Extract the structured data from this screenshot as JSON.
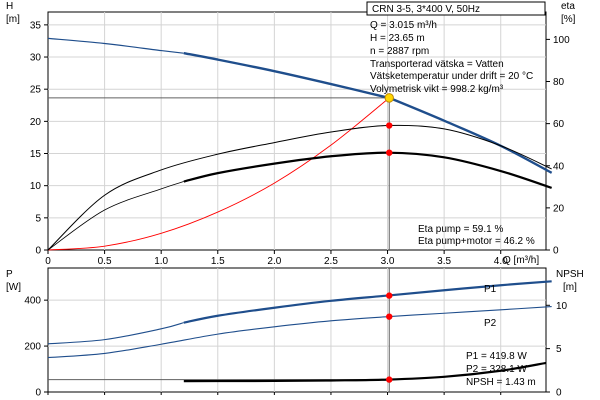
{
  "chart_data": [
    {
      "type": "line",
      "header": "CRN 3-5, 3*400 V, 50Hz",
      "ylabel_left": "H",
      "ylabel_left_unit": "[m]",
      "ylabel_right": "eta",
      "ylabel_right_unit": "[%]",
      "xlabel": "Q [m³/h]",
      "xlim": [
        0,
        4.4
      ],
      "ylim_left": [
        0,
        37
      ],
      "ylim_right": [
        0,
        113
      ],
      "x_ticks": [
        "0",
        "0.5",
        "1.0",
        "1.5",
        "2.0",
        "2.5",
        "3.0",
        "3.5",
        "4.0"
      ],
      "y_ticks_left": [
        "0",
        "5",
        "10",
        "15",
        "20",
        "25",
        "30",
        "35"
      ],
      "y_ticks_right": [
        "0",
        "20",
        "40",
        "60",
        "80",
        "100"
      ],
      "grid": true,
      "annotations": [
        "Q = 3.015 m³/h",
        "H = 23.65 m",
        "n = 2887 rpm",
        "Transporterad vätska = Vatten",
        "Vätsketemperatur under drift = 20 °C",
        "Volymetrisk vikt = 998.2 kg/m³"
      ],
      "eta_annotations": [
        "Eta pump = 59.1 %",
        "Eta pump+motor = 46.2 %"
      ],
      "series": [
        {
          "color": "#1f4e8c",
          "axis": "left",
          "x": [
            0,
            0.5,
            1.0,
            1.2,
            1.5,
            2.0,
            2.5,
            3.0,
            3.015,
            3.5,
            4.0,
            4.45
          ],
          "values": [
            32.9,
            32.1,
            31.0,
            30.6,
            29.6,
            27.8,
            25.8,
            23.7,
            23.65,
            20.1,
            16.2,
            12.0
          ]
        },
        {
          "color": "#000000",
          "axis": "right",
          "x": [
            0,
            0.5,
            1.0,
            1.5,
            2.0,
            2.5,
            3.0,
            3.5,
            4.0,
            4.45
          ],
          "values": [
            0,
            26,
            38,
            45.5,
            51,
            56,
            59.1,
            57.5,
            49.5,
            38.5
          ]
        },
        {
          "color": "#000000",
          "axis": "right",
          "x": [
            0,
            0.5,
            1.0,
            1.2,
            1.5,
            2.0,
            2.5,
            3.0,
            3.5,
            4.0,
            4.45
          ],
          "values": [
            0,
            19,
            29,
            32.5,
            36.5,
            41,
            44.5,
            46.2,
            44,
            37.5,
            29.5
          ]
        },
        {
          "color": "#ff0000",
          "axis": "left",
          "x": [
            0,
            0.5,
            1.0,
            1.5,
            2.0,
            2.5,
            3.015
          ],
          "values": [
            0,
            0.6,
            2.6,
            5.9,
            10.4,
            16.3,
            23.65
          ]
        }
      ],
      "operating_point": {
        "x": 3.015,
        "y": 23.65
      },
      "eta_points": [
        59.1,
        46.2
      ]
    },
    {
      "type": "line",
      "ylabel_left": "P",
      "ylabel_left_unit": "[W]",
      "ylabel_right": "NPSH",
      "ylabel_right_unit": "[m]",
      "xlim": [
        0,
        4.4
      ],
      "ylim_left": [
        0,
        540
      ],
      "ylim_right": [
        0,
        14.3
      ],
      "y_ticks_left": [
        "0",
        "200",
        "400"
      ],
      "y_ticks_right": [
        "0",
        "5",
        "10"
      ],
      "grid": true,
      "annotations": [
        "P1 = 419.8 W",
        "P2 = 328.1 W",
        "NPSH = 1.43 m"
      ],
      "series": [
        {
          "name": "P1",
          "color": "#1f4e8c",
          "axis": "left",
          "x": [
            0,
            0.5,
            1.0,
            1.2,
            1.5,
            2.0,
            2.5,
            3.0,
            3.5,
            4.0,
            4.45
          ],
          "values": [
            210,
            228,
            275,
            302,
            332,
            367,
            397,
            420,
            443,
            465,
            482
          ]
        },
        {
          "name": "P2",
          "color": "#1f4e8c",
          "axis": "left",
          "x": [
            0,
            0.5,
            1.0,
            1.5,
            2.0,
            2.5,
            3.0,
            3.5,
            4.0,
            4.45
          ],
          "values": [
            150,
            168,
            208,
            252,
            284,
            310,
            328,
            343,
            358,
            372
          ]
        },
        {
          "color": "#000000",
          "axis": "right",
          "x": [
            1.2,
            1.5,
            2.0,
            2.5,
            3.0,
            3.5,
            4.0,
            4.4
          ],
          "values": [
            1.25,
            1.26,
            1.28,
            1.33,
            1.43,
            1.75,
            2.45,
            3.35
          ]
        }
      ],
      "operating_points_left": [
        419.8,
        328.1
      ],
      "operating_point_right": 1.43
    }
  ]
}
********************
▶ Prompt: Copy every line of the data exactly as written, excluding the pictures.

▶ Written reply:
Extract the structured data from this screenshot as JSON.
{
  "chart_data": [
    {
      "type": "line",
      "header": "CRN 3-5, 3*400 V, 50Hz",
      "ylabel_left": "H",
      "ylabel_left_unit": "[m]",
      "ylabel_right": "eta",
      "ylabel_right_unit": "[%]",
      "xlabel": "Q [m³/h]",
      "xlim": [
        0,
        4.4
      ],
      "ylim_left": [
        0,
        37
      ],
      "ylim_right": [
        0,
        113
      ],
      "x_ticks": [
        "0",
        "0.5",
        "1.0",
        "1.5",
        "2.0",
        "2.5",
        "3.0",
        "3.5",
        "4.0"
      ],
      "y_ticks_left": [
        "0",
        "5",
        "10",
        "15",
        "20",
        "25",
        "30",
        "35"
      ],
      "y_ticks_right": [
        "0",
        "20",
        "40",
        "60",
        "80",
        "100"
      ],
      "grid": true,
      "annotations": [
        "Q = 3.015 m³/h",
        "H = 23.65 m",
        "n = 2887 rpm",
        "Transporterad vätska = Vatten",
        "Vätsketemperatur under drift = 20 °C",
        "Volymetrisk vikt = 998.2 kg/m³"
      ],
      "eta_annotations": [
        "Eta pump = 59.1 %",
        "Eta pump+motor = 46.2 %"
      ],
      "series": [
        {
          "color": "#1f4e8c",
          "axis": "left",
          "x": [
            0,
            0.5,
            1.0,
            1.2,
            1.5,
            2.0,
            2.5,
            3.0,
            3.015,
            3.5,
            4.0,
            4.45
          ],
          "values": [
            32.9,
            32.1,
            31.0,
            30.6,
            29.6,
            27.8,
            25.8,
            23.7,
            23.65,
            20.1,
            16.2,
            12.0
          ]
        },
        {
          "color": "#000000",
          "axis": "right",
          "x": [
            0,
            0.5,
            1.0,
            1.5,
            2.0,
            2.5,
            3.0,
            3.5,
            4.0,
            4.45
          ],
          "values": [
            0,
            26,
            38,
            45.5,
            51,
            56,
            59.1,
            57.5,
            49.5,
            38.5
          ]
        },
        {
          "color": "#000000",
          "axis": "right",
          "x": [
            0,
            0.5,
            1.0,
            1.2,
            1.5,
            2.0,
            2.5,
            3.0,
            3.5,
            4.0,
            4.45
          ],
          "values": [
            0,
            19,
            29,
            32.5,
            36.5,
            41,
            44.5,
            46.2,
            44,
            37.5,
            29.5
          ]
        },
        {
          "color": "#ff0000",
          "axis": "left",
          "x": [
            0,
            0.5,
            1.0,
            1.5,
            2.0,
            2.5,
            3.015
          ],
          "values": [
            0,
            0.6,
            2.6,
            5.9,
            10.4,
            16.3,
            23.65
          ]
        }
      ],
      "operating_point": {
        "x": 3.015,
        "y": 23.65
      },
      "eta_points": [
        59.1,
        46.2
      ]
    },
    {
      "type": "line",
      "ylabel_left": "P",
      "ylabel_left_unit": "[W]",
      "ylabel_right": "NPSH",
      "ylabel_right_unit": "[m]",
      "xlim": [
        0,
        4.4
      ],
      "ylim_left": [
        0,
        540
      ],
      "ylim_right": [
        0,
        14.3
      ],
      "y_ticks_left": [
        "0",
        "200",
        "400"
      ],
      "y_ticks_right": [
        "0",
        "5",
        "10"
      ],
      "grid": true,
      "annotations": [
        "P1 = 419.8 W",
        "P2 = 328.1 W",
        "NPSH = 1.43 m"
      ],
      "series": [
        {
          "name": "P1",
          "color": "#1f4e8c",
          "axis": "left",
          "x": [
            0,
            0.5,
            1.0,
            1.2,
            1.5,
            2.0,
            2.5,
            3.0,
            3.5,
            4.0,
            4.45
          ],
          "values": [
            210,
            228,
            275,
            302,
            332,
            367,
            397,
            420,
            443,
            465,
            482
          ]
        },
        {
          "name": "P2",
          "color": "#1f4e8c",
          "axis": "left",
          "x": [
            0,
            0.5,
            1.0,
            1.5,
            2.0,
            2.5,
            3.0,
            3.5,
            4.0,
            4.45
          ],
          "values": [
            150,
            168,
            208,
            252,
            284,
            310,
            328,
            343,
            358,
            372
          ]
        },
        {
          "color": "#000000",
          "axis": "right",
          "x": [
            1.2,
            1.5,
            2.0,
            2.5,
            3.0,
            3.5,
            4.0,
            4.4
          ],
          "values": [
            1.25,
            1.26,
            1.28,
            1.33,
            1.43,
            1.75,
            2.45,
            3.35
          ]
        }
      ],
      "operating_points_left": [
        419.8,
        328.1
      ],
      "operating_point_right": 1.43
    }
  ]
}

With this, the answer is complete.